**TASK PROMPT:** Extract exactly and only the lines from the one containing "What text is on this page?" through the end of the entries below. Pictures should not appear in the copy.

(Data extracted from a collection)
#####

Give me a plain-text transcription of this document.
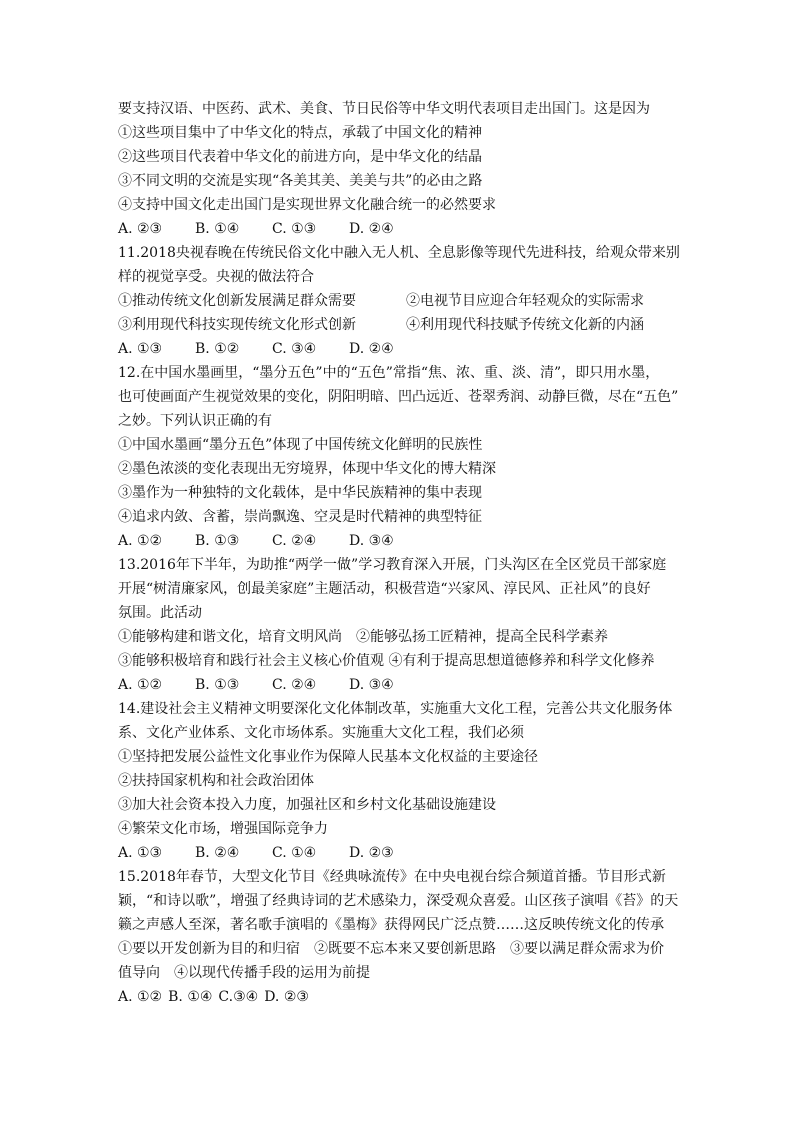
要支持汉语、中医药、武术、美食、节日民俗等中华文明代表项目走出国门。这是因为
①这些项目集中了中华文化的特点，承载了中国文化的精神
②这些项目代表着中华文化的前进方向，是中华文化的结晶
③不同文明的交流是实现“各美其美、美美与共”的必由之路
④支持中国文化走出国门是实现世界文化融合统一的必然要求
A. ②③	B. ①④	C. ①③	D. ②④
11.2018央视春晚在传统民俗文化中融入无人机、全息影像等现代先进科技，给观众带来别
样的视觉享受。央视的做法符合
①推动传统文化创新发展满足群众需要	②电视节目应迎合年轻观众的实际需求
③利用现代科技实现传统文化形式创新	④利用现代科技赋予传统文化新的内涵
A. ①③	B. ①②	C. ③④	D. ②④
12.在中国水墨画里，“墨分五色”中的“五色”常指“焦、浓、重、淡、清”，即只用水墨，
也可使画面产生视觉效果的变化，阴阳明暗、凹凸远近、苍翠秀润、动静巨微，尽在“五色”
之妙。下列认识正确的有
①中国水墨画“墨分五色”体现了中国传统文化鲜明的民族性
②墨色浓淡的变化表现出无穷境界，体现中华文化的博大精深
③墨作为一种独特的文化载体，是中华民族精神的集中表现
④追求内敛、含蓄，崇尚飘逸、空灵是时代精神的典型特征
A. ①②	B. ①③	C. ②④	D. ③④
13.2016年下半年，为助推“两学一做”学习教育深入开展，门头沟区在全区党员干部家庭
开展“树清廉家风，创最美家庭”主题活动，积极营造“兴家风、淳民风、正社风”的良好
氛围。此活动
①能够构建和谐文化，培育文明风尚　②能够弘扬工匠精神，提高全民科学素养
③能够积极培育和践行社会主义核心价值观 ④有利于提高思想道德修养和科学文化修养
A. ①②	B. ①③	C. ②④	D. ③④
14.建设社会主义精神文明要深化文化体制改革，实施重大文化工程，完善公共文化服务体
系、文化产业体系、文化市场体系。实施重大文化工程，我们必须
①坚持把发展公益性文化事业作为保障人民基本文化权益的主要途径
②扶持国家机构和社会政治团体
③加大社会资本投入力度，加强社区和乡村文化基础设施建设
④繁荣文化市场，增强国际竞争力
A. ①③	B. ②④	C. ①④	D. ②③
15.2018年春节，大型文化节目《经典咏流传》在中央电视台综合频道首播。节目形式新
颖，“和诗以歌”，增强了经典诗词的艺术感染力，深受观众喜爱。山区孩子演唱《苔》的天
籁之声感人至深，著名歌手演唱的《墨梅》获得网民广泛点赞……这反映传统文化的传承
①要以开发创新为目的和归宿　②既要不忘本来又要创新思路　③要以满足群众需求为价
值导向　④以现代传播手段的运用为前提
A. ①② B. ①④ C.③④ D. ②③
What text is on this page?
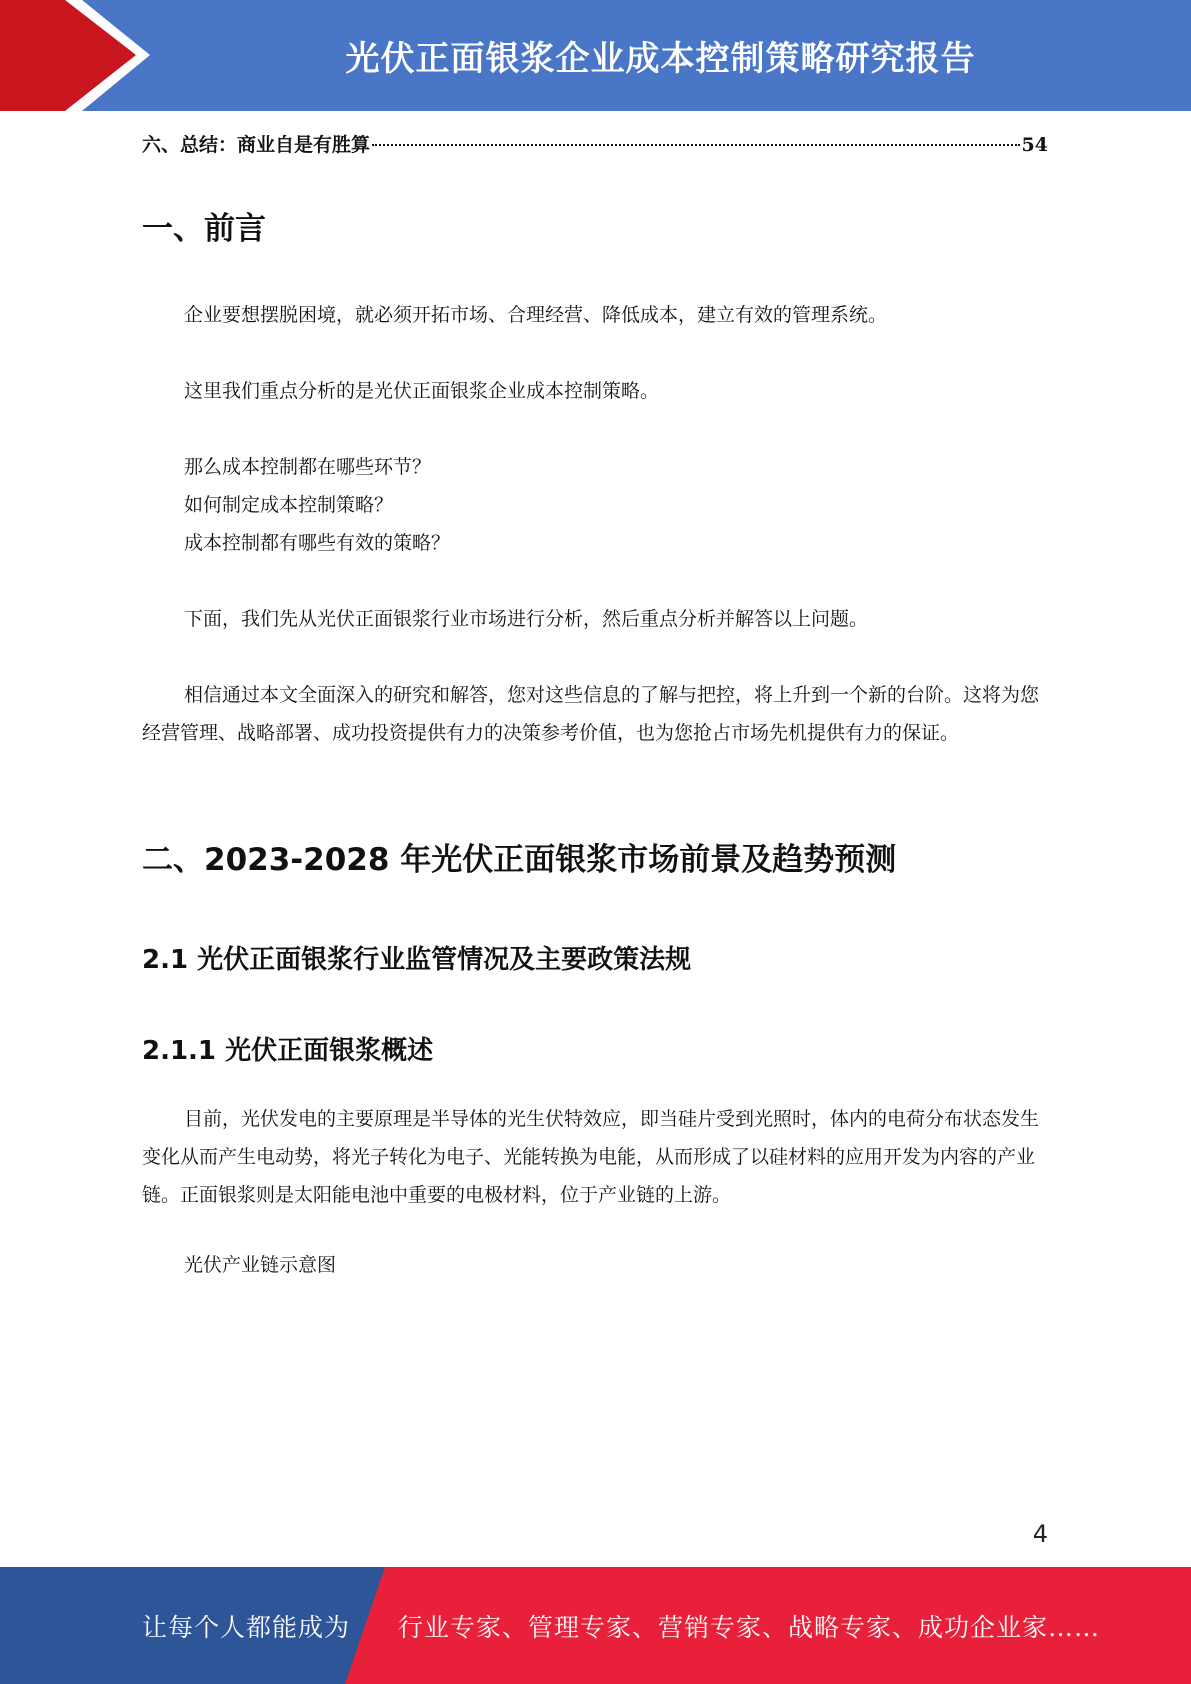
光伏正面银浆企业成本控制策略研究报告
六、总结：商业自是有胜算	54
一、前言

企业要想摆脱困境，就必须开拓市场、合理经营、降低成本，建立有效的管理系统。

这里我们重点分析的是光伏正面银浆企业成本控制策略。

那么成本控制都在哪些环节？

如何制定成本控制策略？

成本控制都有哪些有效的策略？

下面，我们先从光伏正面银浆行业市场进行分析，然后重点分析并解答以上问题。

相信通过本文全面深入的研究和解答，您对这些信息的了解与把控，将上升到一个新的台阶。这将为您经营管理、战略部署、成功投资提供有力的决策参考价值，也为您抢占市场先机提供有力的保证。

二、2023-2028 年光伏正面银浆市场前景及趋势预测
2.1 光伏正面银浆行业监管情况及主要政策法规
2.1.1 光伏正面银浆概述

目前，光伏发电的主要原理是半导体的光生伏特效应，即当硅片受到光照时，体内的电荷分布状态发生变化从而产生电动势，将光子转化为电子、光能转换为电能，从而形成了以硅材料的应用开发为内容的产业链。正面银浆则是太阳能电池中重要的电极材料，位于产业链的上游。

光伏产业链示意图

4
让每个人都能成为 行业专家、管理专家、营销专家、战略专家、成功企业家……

#####

**EXPECTED ANSWER:**
What text is on this page?
光伏正面银浆企业成本控制策略研究报告
六、总结：商业自是有胜算	54
一、前言

企业要想摆脱困境，就必须开拓市场、合理经营、降低成本，建立有效的管理系统。

这里我们重点分析的是光伏正面银浆企业成本控制策略。

那么成本控制都在哪些环节？

如何制定成本控制策略？

成本控制都有哪些有效的策略？

下面，我们先从光伏正面银浆行业市场进行分析，然后重点分析并解答以上问题。

相信通过本文全面深入的研究和解答，您对这些信息的了解与把控，将上升到一个新的台阶。这将为您经营管理、战略部署、成功投资提供有力的决策参考价值，也为您抢占市场先机提供有力的保证。

二、2023-2028 年光伏正面银浆市场前景及趋势预测
2.1 光伏正面银浆行业监管情况及主要政策法规
2.1.1 光伏正面银浆概述

目前，光伏发电的主要原理是半导体的光生伏特效应，即当硅片受到光照时，体内的电荷分布状态发生变化从而产生电动势，将光子转化为电子、光能转换为电能，从而形成了以硅材料的应用开发为内容的产业链。正面银浆则是太阳能电池中重要的电极材料，位于产业链的上游。

光伏产业链示意图

4
让每个人都能成为 行业专家、管理专家、营销专家、战略专家、成功企业家……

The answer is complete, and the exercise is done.